-- Data supplied start --
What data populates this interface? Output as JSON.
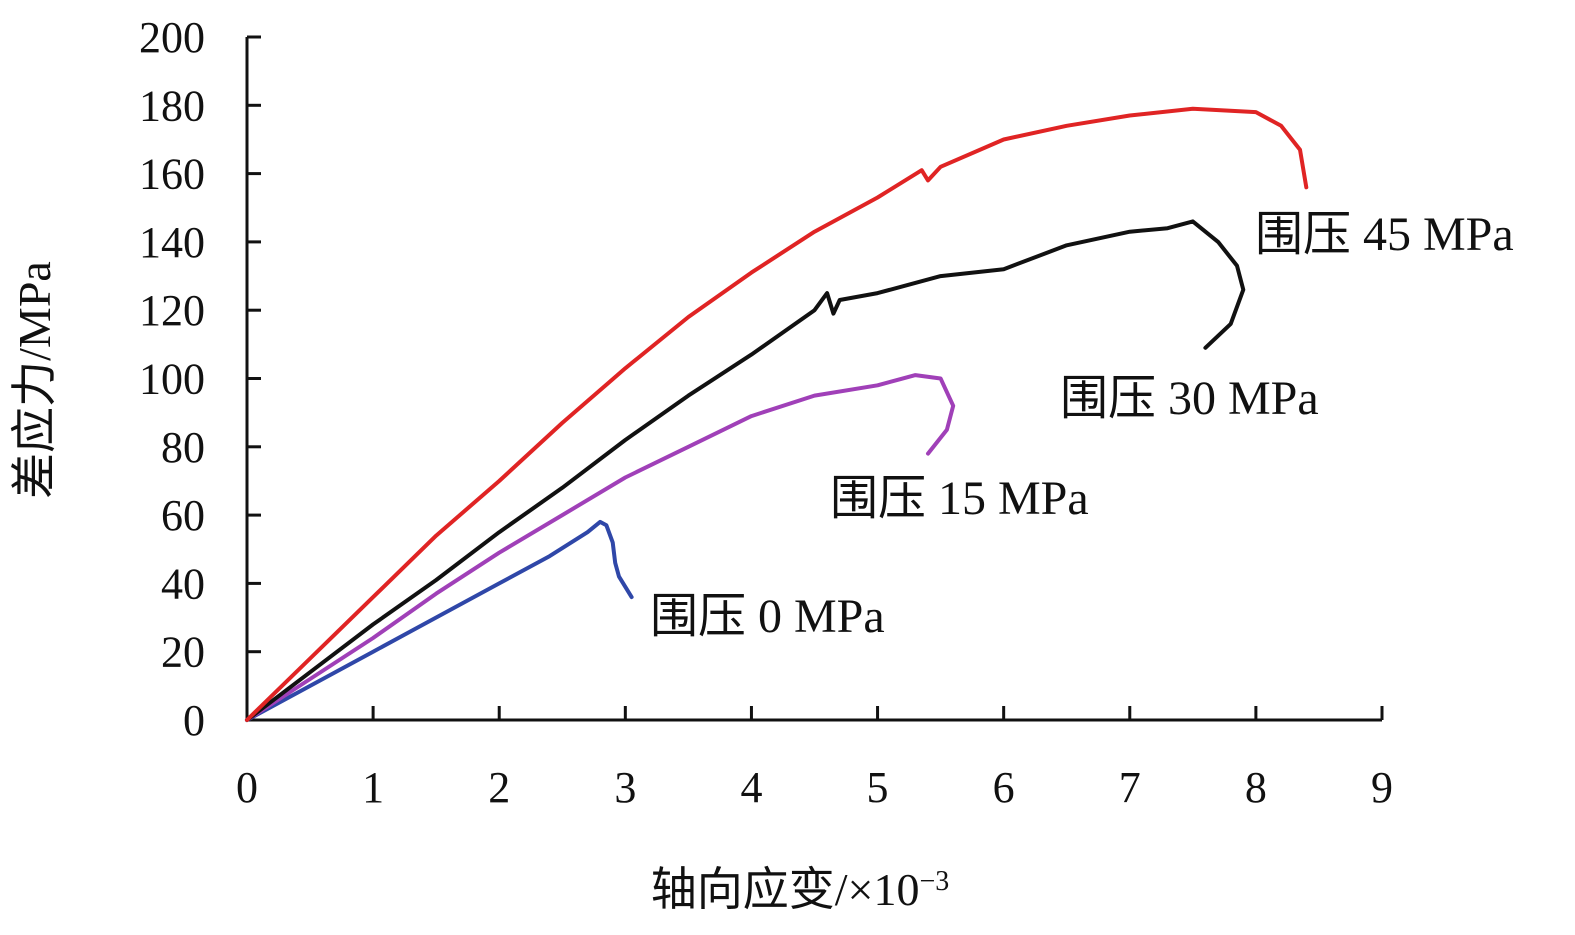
{
  "chart_data": {
    "type": "line",
    "title": "",
    "xlabel": "轴向应变/×10",
    "xlabel_sup": "−3",
    "ylabel": "差应力/MPa",
    "xlim": [
      0,
      9
    ],
    "ylim": [
      0,
      200
    ],
    "xticks": [
      0,
      1,
      2,
      3,
      4,
      5,
      6,
      7,
      8,
      9
    ],
    "yticks": [
      0,
      20,
      40,
      60,
      80,
      100,
      120,
      140,
      160,
      180,
      200
    ],
    "grid": false,
    "legend": "inline labels at curve ends",
    "series": [
      {
        "name": "围压 0 MPa",
        "color": "#2f47a8",
        "x": [
          0,
          0.5,
          1.0,
          1.5,
          2.0,
          2.4,
          2.7,
          2.8,
          2.85,
          2.9,
          2.92,
          2.95,
          3.05
        ],
        "y": [
          0,
          10,
          20,
          30,
          40,
          48,
          55,
          58,
          57,
          52,
          46,
          42,
          36
        ]
      },
      {
        "name": "围压 15 MPa",
        "color": "#a040b8",
        "x": [
          0,
          0.5,
          1.0,
          1.5,
          2.0,
          2.5,
          3.0,
          3.5,
          4.0,
          4.5,
          5.0,
          5.3,
          5.5,
          5.6,
          5.55,
          5.4
        ],
        "y": [
          0,
          12,
          24,
          37,
          49,
          60,
          71,
          80,
          89,
          95,
          98,
          101,
          100,
          92,
          85,
          78
        ]
      },
      {
        "name": "围压 30 MPa",
        "color": "#111111",
        "x": [
          0,
          0.5,
          1.0,
          1.5,
          2.0,
          2.5,
          3.0,
          3.5,
          4.0,
          4.5,
          4.6,
          4.65,
          4.7,
          5.0,
          5.5,
          6.0,
          6.5,
          7.0,
          7.3,
          7.5,
          7.7,
          7.85,
          7.9,
          7.8,
          7.6
        ],
        "y": [
          0,
          14,
          28,
          41,
          55,
          68,
          82,
          95,
          107,
          120,
          125,
          119,
          123,
          125,
          130,
          132,
          139,
          143,
          144,
          146,
          140,
          133,
          126,
          116,
          109
        ]
      },
      {
        "name": "围压 45 MPa",
        "color": "#e02424",
        "x": [
          0,
          0.5,
          1.0,
          1.5,
          2.0,
          2.5,
          3.0,
          3.5,
          4.0,
          4.5,
          5.0,
          5.35,
          5.4,
          5.5,
          6.0,
          6.5,
          7.0,
          7.5,
          8.0,
          8.2,
          8.35,
          8.4
        ],
        "y": [
          0,
          18,
          36,
          54,
          70,
          87,
          103,
          118,
          131,
          143,
          153,
          161,
          158,
          162,
          170,
          174,
          177,
          179,
          178,
          174,
          167,
          156
        ]
      }
    ]
  }
}
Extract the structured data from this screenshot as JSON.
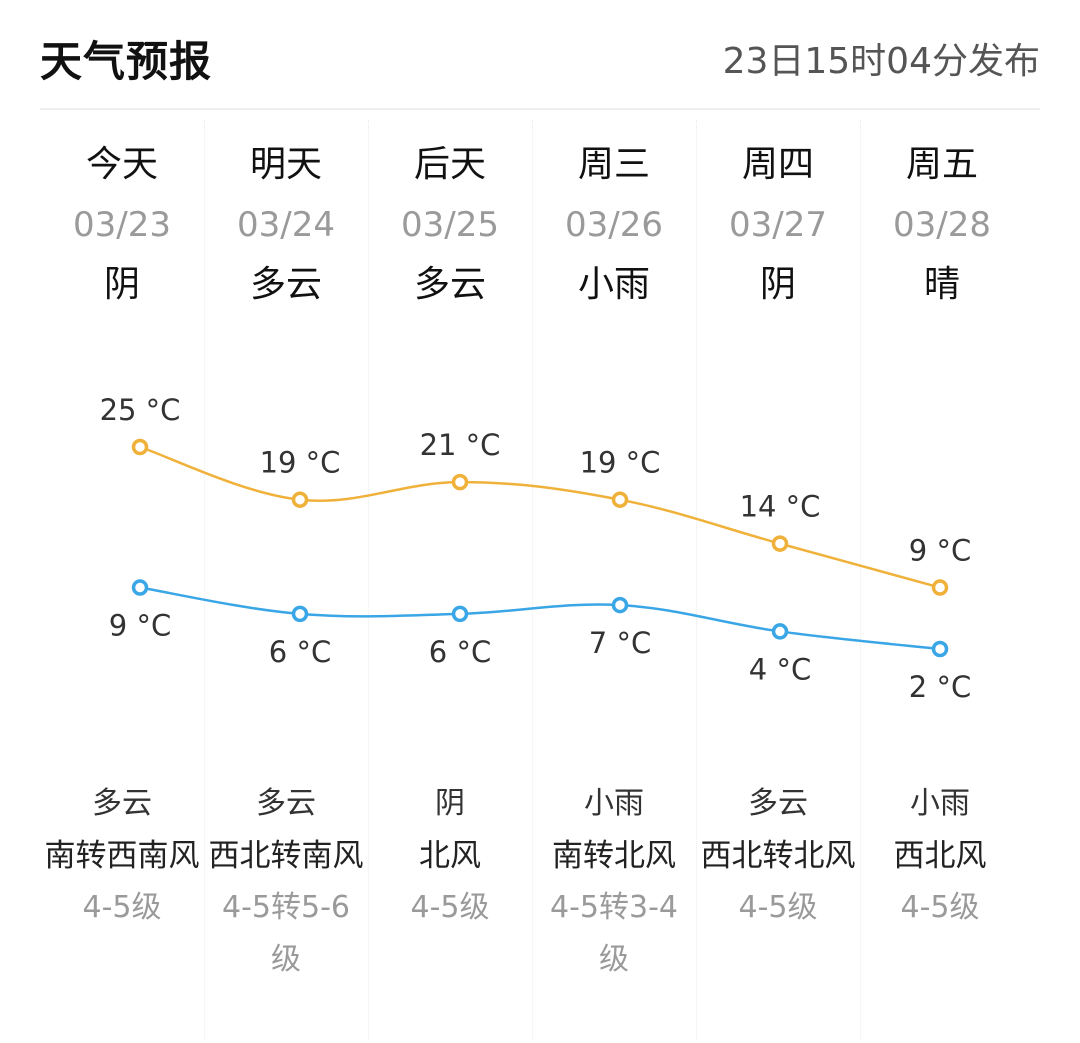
{
  "header": {
    "title": "天气预报",
    "publish_time": "23日15时04分发布"
  },
  "colors": {
    "high_line": "#f0b13a",
    "low_line": "#3aa6e6",
    "muted_text": "#9a9a9a"
  },
  "days": [
    {
      "name": "今天",
      "date": "03/23",
      "day_weather": "阴",
      "high": "25 °C",
      "low": "9 °C",
      "night_weather": "多云",
      "wind": "南转西南风",
      "level": "4-5级"
    },
    {
      "name": "明天",
      "date": "03/24",
      "day_weather": "多云",
      "high": "19 °C",
      "low": "6 °C",
      "night_weather": "多云",
      "wind": "西北转南风",
      "level": "4-5转5-6级"
    },
    {
      "name": "后天",
      "date": "03/25",
      "day_weather": "多云",
      "high": "21 °C",
      "low": "6 °C",
      "night_weather": "阴",
      "wind": "北风",
      "level": "4-5级"
    },
    {
      "name": "周三",
      "date": "03/26",
      "day_weather": "小雨",
      "high": "19 °C",
      "low": "7 °C",
      "night_weather": "小雨",
      "wind": "南转北风",
      "level": "4-5转3-4级"
    },
    {
      "name": "周四",
      "date": "03/27",
      "day_weather": "阴",
      "high": "14 °C",
      "low": "4 °C",
      "night_weather": "多云",
      "wind": "西北转北风",
      "level": "4-5级"
    },
    {
      "name": "周五",
      "date": "03/28",
      "day_weather": "晴",
      "high": "9 °C",
      "low": "2 °C",
      "night_weather": "小雨",
      "wind": "西北风",
      "level": "4-5级"
    }
  ],
  "chart_data": {
    "type": "line",
    "categories": [
      "03/23",
      "03/24",
      "03/25",
      "03/26",
      "03/27",
      "03/28"
    ],
    "series": [
      {
        "values": [
          25,
          19,
          21,
          19,
          14,
          9
        ]
      },
      {
        "values": [
          9,
          6,
          6,
          7,
          4,
          2
        ]
      }
    ],
    "unit": "°C"
  }
}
-- Data supplied end --
** The task **
Reproduce every record above exactly, but leave out the pictures.

** Output for this exercise **
What data populates this interface? Output as JSON.
{
  "chart_data": {
    "type": "line",
    "title": "",
    "xlabel": "轴向应变/×10",
    "xlabel_sup": "−3",
    "ylabel": "差应力/MPa",
    "xlim": [
      0,
      9
    ],
    "ylim": [
      0,
      200
    ],
    "xticks": [
      0,
      1,
      2,
      3,
      4,
      5,
      6,
      7,
      8,
      9
    ],
    "yticks": [
      0,
      20,
      40,
      60,
      80,
      100,
      120,
      140,
      160,
      180,
      200
    ],
    "grid": false,
    "legend": "inline labels at curve ends",
    "series": [
      {
        "name": "围压 0 MPa",
        "color": "#2f47a8",
        "x": [
          0,
          0.5,
          1.0,
          1.5,
          2.0,
          2.4,
          2.7,
          2.8,
          2.85,
          2.9,
          2.92,
          2.95,
          3.05
        ],
        "y": [
          0,
          10,
          20,
          30,
          40,
          48,
          55,
          58,
          57,
          52,
          46,
          42,
          36
        ]
      },
      {
        "name": "围压 15 MPa",
        "color": "#a040b8",
        "x": [
          0,
          0.5,
          1.0,
          1.5,
          2.0,
          2.5,
          3.0,
          3.5,
          4.0,
          4.5,
          5.0,
          5.3,
          5.5,
          5.6,
          5.55,
          5.4
        ],
        "y": [
          0,
          12,
          24,
          37,
          49,
          60,
          71,
          80,
          89,
          95,
          98,
          101,
          100,
          92,
          85,
          78
        ]
      },
      {
        "name": "围压 30 MPa",
        "color": "#111111",
        "x": [
          0,
          0.5,
          1.0,
          1.5,
          2.0,
          2.5,
          3.0,
          3.5,
          4.0,
          4.5,
          4.6,
          4.65,
          4.7,
          5.0,
          5.5,
          6.0,
          6.5,
          7.0,
          7.3,
          7.5,
          7.7,
          7.85,
          7.9,
          7.8,
          7.6
        ],
        "y": [
          0,
          14,
          28,
          41,
          55,
          68,
          82,
          95,
          107,
          120,
          125,
          119,
          123,
          125,
          130,
          132,
          139,
          143,
          144,
          146,
          140,
          133,
          126,
          116,
          109
        ]
      },
      {
        "name": "围压 45 MPa",
        "color": "#e02424",
        "x": [
          0,
          0.5,
          1.0,
          1.5,
          2.0,
          2.5,
          3.0,
          3.5,
          4.0,
          4.5,
          5.0,
          5.35,
          5.4,
          5.5,
          6.0,
          6.5,
          7.0,
          7.5,
          8.0,
          8.2,
          8.35,
          8.4
        ],
        "y": [
          0,
          18,
          36,
          54,
          70,
          87,
          103,
          118,
          131,
          143,
          153,
          161,
          158,
          162,
          170,
          174,
          177,
          179,
          178,
          174,
          167,
          156
        ]
      }
    ]
  }
}
Extract the structured data from this screenshot as JSON.
{
  "header": {
    "title": "天气预报",
    "publish_time": "23日15时04分发布"
  },
  "colors": {
    "high_line": "#f0b13a",
    "low_line": "#3aa6e6",
    "muted_text": "#9a9a9a"
  },
  "days": [
    {
      "name": "今天",
      "date": "03/23",
      "day_weather": "阴",
      "high": "25 °C",
      "low": "9 °C",
      "night_weather": "多云",
      "wind": "南转西南风",
      "level": "4-5级"
    },
    {
      "name": "明天",
      "date": "03/24",
      "day_weather": "多云",
      "high": "19 °C",
      "low": "6 °C",
      "night_weather": "多云",
      "wind": "西北转南风",
      "level": "4-5转5-6级"
    },
    {
      "name": "后天",
      "date": "03/25",
      "day_weather": "多云",
      "high": "21 °C",
      "low": "6 °C",
      "night_weather": "阴",
      "wind": "北风",
      "level": "4-5级"
    },
    {
      "name": "周三",
      "date": "03/26",
      "day_weather": "小雨",
      "high": "19 °C",
      "low": "7 °C",
      "night_weather": "小雨",
      "wind": "南转北风",
      "level": "4-5转3-4级"
    },
    {
      "name": "周四",
      "date": "03/27",
      "day_weather": "阴",
      "high": "14 °C",
      "low": "4 °C",
      "night_weather": "多云",
      "wind": "西北转北风",
      "level": "4-5级"
    },
    {
      "name": "周五",
      "date": "03/28",
      "day_weather": "晴",
      "high": "9 °C",
      "low": "2 °C",
      "night_weather": "小雨",
      "wind": "西北风",
      "level": "4-5级"
    }
  ],
  "chart_data": {
    "type": "line",
    "categories": [
      "03/23",
      "03/24",
      "03/25",
      "03/26",
      "03/27",
      "03/28"
    ],
    "series": [
      {
        "values": [
          25,
          19,
          21,
          19,
          14,
          9
        ]
      },
      {
        "values": [
          9,
          6,
          6,
          7,
          4,
          2
        ]
      }
    ],
    "unit": "°C"
  }
}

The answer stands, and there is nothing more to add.